→ **Data entries**
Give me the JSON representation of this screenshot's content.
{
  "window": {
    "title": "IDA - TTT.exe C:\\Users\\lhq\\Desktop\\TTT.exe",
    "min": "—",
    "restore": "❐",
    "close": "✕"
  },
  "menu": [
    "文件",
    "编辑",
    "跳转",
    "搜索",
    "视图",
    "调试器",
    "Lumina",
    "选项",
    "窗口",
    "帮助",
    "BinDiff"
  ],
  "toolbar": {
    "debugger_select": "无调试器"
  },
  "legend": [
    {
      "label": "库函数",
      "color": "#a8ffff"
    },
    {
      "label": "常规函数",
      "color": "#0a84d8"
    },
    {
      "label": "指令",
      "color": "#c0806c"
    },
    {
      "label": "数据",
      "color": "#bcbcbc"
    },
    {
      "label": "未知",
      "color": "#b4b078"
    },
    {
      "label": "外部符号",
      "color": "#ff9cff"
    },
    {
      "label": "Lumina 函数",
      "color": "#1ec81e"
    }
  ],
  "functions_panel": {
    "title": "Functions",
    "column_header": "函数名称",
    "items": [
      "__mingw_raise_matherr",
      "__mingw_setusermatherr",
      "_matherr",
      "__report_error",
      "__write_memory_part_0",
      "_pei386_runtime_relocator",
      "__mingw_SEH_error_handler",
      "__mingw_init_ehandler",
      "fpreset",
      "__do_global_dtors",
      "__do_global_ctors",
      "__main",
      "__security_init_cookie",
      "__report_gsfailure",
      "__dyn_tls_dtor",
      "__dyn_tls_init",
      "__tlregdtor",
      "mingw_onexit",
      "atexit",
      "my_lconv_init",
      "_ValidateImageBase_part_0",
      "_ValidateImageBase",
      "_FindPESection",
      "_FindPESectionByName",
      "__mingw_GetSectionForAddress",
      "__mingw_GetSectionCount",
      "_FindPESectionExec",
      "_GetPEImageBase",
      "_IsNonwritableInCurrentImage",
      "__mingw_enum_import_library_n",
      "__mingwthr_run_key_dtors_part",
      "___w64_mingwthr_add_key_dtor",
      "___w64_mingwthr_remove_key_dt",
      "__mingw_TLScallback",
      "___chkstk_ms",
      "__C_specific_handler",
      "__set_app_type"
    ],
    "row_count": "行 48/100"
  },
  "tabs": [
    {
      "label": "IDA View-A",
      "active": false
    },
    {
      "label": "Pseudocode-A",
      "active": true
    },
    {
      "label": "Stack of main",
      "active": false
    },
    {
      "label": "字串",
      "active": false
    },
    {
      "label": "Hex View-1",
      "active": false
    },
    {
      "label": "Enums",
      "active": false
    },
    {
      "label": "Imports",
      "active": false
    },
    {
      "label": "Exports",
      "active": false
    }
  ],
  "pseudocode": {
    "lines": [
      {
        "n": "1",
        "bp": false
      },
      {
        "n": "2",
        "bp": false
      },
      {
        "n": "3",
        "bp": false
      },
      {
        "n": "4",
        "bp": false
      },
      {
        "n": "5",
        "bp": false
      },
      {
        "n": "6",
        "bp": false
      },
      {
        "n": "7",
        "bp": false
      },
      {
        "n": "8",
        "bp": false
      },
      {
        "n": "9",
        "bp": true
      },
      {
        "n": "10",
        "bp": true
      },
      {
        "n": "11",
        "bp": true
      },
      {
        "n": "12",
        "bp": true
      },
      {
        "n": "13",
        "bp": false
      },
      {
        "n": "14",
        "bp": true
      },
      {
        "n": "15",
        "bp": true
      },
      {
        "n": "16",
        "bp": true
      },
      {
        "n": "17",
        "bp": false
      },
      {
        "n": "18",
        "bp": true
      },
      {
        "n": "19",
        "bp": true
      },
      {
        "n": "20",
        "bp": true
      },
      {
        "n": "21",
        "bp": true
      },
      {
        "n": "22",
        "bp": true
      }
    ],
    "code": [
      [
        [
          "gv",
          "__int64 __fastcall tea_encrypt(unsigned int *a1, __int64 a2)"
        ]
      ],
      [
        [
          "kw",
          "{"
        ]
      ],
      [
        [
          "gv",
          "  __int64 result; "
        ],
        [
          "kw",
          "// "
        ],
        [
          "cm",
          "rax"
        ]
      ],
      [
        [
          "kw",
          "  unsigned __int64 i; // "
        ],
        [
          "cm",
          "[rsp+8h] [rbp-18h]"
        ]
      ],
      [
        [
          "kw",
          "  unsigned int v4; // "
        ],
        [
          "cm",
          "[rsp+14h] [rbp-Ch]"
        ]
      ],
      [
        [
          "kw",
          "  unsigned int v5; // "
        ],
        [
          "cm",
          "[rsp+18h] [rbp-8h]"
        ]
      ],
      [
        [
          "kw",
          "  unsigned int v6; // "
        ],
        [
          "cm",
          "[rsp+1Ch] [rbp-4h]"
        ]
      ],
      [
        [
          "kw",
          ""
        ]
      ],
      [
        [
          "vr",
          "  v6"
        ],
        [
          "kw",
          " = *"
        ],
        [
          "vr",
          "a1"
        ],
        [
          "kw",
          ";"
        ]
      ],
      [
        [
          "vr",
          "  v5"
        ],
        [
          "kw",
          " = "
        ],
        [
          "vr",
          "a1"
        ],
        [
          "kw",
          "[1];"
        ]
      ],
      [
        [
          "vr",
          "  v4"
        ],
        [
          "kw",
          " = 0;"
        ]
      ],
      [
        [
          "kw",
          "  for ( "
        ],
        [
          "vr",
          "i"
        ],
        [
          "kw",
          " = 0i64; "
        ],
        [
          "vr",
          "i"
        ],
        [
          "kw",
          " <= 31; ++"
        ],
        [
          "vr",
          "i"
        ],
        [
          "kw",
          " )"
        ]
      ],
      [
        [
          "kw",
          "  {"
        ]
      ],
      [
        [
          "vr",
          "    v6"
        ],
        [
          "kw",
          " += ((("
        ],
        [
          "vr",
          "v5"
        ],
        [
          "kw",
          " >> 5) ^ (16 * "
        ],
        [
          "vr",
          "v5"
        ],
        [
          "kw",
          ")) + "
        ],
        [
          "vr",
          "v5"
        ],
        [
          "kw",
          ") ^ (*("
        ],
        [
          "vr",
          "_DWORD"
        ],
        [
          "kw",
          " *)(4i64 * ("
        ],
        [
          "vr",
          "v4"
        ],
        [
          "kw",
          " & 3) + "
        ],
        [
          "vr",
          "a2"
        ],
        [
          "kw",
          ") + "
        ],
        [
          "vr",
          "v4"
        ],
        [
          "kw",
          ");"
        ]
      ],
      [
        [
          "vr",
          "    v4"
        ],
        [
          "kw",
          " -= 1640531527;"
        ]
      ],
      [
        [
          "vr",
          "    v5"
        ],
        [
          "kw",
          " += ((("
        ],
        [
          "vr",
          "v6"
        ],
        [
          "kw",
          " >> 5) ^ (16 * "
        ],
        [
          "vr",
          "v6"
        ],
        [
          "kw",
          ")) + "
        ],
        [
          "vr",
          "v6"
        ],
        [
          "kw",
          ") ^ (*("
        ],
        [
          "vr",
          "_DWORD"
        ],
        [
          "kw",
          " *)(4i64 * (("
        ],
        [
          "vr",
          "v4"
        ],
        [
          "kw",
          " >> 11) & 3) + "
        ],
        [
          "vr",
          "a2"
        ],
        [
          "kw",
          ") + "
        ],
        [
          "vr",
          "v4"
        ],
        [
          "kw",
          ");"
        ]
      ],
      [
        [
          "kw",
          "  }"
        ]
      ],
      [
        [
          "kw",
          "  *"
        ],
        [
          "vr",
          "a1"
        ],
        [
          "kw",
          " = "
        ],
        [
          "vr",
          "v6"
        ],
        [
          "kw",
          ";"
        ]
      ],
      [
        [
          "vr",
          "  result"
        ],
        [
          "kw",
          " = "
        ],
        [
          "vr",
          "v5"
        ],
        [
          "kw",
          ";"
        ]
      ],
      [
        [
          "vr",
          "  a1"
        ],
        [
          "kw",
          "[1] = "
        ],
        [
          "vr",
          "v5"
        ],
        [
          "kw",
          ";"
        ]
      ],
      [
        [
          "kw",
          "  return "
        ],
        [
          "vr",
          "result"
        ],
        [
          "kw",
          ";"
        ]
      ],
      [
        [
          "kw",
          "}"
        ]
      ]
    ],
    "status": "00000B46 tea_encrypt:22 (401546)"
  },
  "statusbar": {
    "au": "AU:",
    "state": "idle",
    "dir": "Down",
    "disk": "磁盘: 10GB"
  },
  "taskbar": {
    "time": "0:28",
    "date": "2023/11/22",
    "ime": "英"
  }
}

→ **Aim of the exercise**
Work out how many lines of the listing above include the word "color". Report only the number.

→ **Exercise output**
7